◆ SHORT EXERCISE ◆
Show all lines from the data that include the word "image".

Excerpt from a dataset
════════════════════
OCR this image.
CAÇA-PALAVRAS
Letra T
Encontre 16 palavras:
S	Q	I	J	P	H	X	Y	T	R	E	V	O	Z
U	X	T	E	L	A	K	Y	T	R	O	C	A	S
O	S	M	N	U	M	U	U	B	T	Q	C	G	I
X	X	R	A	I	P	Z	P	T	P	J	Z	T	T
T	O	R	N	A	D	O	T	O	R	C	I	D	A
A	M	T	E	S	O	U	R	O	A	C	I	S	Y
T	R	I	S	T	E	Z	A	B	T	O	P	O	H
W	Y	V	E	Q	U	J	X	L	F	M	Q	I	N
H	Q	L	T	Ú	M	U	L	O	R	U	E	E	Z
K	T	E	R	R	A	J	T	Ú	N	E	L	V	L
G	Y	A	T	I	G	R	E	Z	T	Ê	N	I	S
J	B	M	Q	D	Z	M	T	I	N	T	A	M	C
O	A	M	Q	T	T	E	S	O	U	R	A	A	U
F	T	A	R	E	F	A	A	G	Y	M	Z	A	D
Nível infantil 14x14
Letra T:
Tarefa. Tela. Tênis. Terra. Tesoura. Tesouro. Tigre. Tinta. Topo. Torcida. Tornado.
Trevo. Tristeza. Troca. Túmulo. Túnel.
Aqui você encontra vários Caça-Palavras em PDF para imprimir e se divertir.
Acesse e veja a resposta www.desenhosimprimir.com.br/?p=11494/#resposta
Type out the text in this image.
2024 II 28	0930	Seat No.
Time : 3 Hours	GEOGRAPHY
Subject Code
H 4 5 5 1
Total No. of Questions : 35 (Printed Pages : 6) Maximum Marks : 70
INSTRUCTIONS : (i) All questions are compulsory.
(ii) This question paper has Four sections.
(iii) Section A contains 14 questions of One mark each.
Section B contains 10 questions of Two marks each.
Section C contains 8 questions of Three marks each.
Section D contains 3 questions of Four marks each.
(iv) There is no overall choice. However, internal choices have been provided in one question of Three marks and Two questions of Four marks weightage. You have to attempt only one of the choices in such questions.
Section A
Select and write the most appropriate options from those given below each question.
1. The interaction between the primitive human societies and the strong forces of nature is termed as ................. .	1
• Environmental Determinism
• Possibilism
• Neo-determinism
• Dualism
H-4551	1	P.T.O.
════════════════════
◆ WRITTEN ANSWER ◆
OCR this image.
Type out the text in this image.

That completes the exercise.